- _Set task_
Print the data that follows exactly.

[Dataset items]
** begin **

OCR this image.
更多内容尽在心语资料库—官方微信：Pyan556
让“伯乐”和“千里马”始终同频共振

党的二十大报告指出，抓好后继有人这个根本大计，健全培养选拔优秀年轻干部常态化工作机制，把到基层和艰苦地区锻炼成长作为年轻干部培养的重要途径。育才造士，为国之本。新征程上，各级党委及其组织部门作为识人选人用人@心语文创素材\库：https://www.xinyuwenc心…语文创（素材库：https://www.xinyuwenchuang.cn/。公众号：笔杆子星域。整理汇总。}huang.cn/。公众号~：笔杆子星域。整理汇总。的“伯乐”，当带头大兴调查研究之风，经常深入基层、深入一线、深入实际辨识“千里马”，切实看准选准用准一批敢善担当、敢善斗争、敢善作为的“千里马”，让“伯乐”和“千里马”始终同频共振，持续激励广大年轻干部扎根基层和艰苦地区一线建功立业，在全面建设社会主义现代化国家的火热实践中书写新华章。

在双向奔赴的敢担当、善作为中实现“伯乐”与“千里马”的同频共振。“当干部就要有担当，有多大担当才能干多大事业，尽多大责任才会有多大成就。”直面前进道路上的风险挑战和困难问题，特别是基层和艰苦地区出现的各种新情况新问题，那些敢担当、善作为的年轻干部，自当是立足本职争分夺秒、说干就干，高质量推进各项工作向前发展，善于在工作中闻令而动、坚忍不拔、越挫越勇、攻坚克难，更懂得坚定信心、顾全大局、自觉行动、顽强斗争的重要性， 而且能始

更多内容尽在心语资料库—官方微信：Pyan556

** end **

- _Full output_
OCR this image.
更多内容尽在心语资料库—官方微信：Pyan556
让“伯乐”和“千里马”始终同频共振

党的二十大报告指出，抓好后继有人这个根本大计，健全培养选拔优秀年轻干部常态化工作机制，把到基层和艰苦地区锻炼成长作为年轻干部培养的重要途径。育才造士，为国之本。新征程上，各级党委及其组织部门作为识人选人用人@心语文创素材\库：https://www.xinyuwenc心…语文创（素材库：https://www.xinyuwenchuang.cn/。公众号：笔杆子星域。整理汇总。}huang.cn/。公众号~：笔杆子星域。整理汇总。的“伯乐”，当带头大兴调查研究之风，经常深入基层、深入一线、深入实际辨识“千里马”，切实看准选准用准一批敢善担当、敢善斗争、敢善作为的“千里马”，让“伯乐”和“千里马”始终同频共振，持续激励广大年轻干部扎根基层和艰苦地区一线建功立业，在全面建设社会主义现代化国家的火热实践中书写新华章。

在双向奔赴的敢担当、善作为中实现“伯乐”与“千里马”的同频共振。“当干部就要有担当，有多大担当才能干多大事业，尽多大责任才会有多大成就。”直面前进道路上的风险挑战和困难问题，特别是基层和艰苦地区出现的各种新情况新问题，那些敢担当、善作为的年轻干部，自当是立足本职争分夺秒、说干就干，高质量推进各项工作向前发展，善于在工作中闻令而动、坚忍不拔、越挫越勇、攻坚克难，更懂得坚定信心、顾全大局、自觉行动、顽强斗争的重要性， 而且能始

更多内容尽在心语资料库—官方微信：Pyan556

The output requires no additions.